Information shown:
== == ==
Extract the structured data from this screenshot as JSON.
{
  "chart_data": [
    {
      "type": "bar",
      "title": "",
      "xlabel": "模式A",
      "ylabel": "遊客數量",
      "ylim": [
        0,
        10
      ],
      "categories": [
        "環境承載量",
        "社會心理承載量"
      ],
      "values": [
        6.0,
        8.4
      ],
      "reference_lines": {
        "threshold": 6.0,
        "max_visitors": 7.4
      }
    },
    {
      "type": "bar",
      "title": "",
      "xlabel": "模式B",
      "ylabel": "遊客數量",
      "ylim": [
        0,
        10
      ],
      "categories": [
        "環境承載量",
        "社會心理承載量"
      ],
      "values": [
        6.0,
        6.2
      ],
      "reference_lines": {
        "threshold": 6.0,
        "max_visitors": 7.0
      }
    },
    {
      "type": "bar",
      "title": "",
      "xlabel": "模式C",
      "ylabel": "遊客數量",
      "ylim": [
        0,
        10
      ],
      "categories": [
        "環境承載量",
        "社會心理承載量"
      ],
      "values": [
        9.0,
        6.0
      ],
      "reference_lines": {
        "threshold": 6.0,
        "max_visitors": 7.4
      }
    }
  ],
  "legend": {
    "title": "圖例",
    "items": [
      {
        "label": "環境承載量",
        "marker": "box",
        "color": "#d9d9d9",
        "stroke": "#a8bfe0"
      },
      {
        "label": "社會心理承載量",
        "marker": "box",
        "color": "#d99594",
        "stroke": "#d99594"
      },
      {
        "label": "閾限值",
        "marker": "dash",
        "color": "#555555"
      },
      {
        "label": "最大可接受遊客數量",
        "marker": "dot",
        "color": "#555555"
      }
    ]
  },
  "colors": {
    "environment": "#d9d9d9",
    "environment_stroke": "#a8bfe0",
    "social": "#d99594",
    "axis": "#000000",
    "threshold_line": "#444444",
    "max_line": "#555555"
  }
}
== == ==
What the task requires: Copy out every entry again, exactly as it was given.

Answer to this exercise:
Extract the structured data from this screenshot as JSON.
{
  "chart_data": [
    {
      "type": "bar",
      "title": "",
      "xlabel": "模式A",
      "ylabel": "遊客數量",
      "ylim": [
        0,
        10
      ],
      "categories": [
        "環境承載量",
        "社會心理承載量"
      ],
      "values": [
        6.0,
        8.4
      ],
      "reference_lines": {
        "threshold": 6.0,
        "max_visitors": 7.4
      }
    },
    {
      "type": "bar",
      "title": "",
      "xlabel": "模式B",
      "ylabel": "遊客數量",
      "ylim": [
        0,
        10
      ],
      "categories": [
        "環境承載量",
        "社會心理承載量"
      ],
      "values": [
        6.0,
        6.2
      ],
      "reference_lines": {
        "threshold": 6.0,
        "max_visitors": 7.0
      }
    },
    {
      "type": "bar",
      "title": "",
      "xlabel": "模式C",
      "ylabel": "遊客數量",
      "ylim": [
        0,
        10
      ],
      "categories": [
        "環境承載量",
        "社會心理承載量"
      ],
      "values": [
        9.0,
        6.0
      ],
      "reference_lines": {
        "threshold": 6.0,
        "max_visitors": 7.4
      }
    }
  ],
  "legend": {
    "title": "圖例",
    "items": [
      {
        "label": "環境承載量",
        "marker": "box",
        "color": "#d9d9d9",
        "stroke": "#a8bfe0"
      },
      {
        "label": "社會心理承載量",
        "marker": "box",
        "color": "#d99594",
        "stroke": "#d99594"
      },
      {
        "label": "閾限值",
        "marker": "dash",
        "color": "#555555"
      },
      {
        "label": "最大可接受遊客數量",
        "marker": "dot",
        "color": "#555555"
      }
    ]
  },
  "colors": {
    "environment": "#d9d9d9",
    "environment_stroke": "#a8bfe0",
    "social": "#d99594",
    "axis": "#000000",
    "threshold_line": "#444444",
    "max_line": "#555555"
  }
}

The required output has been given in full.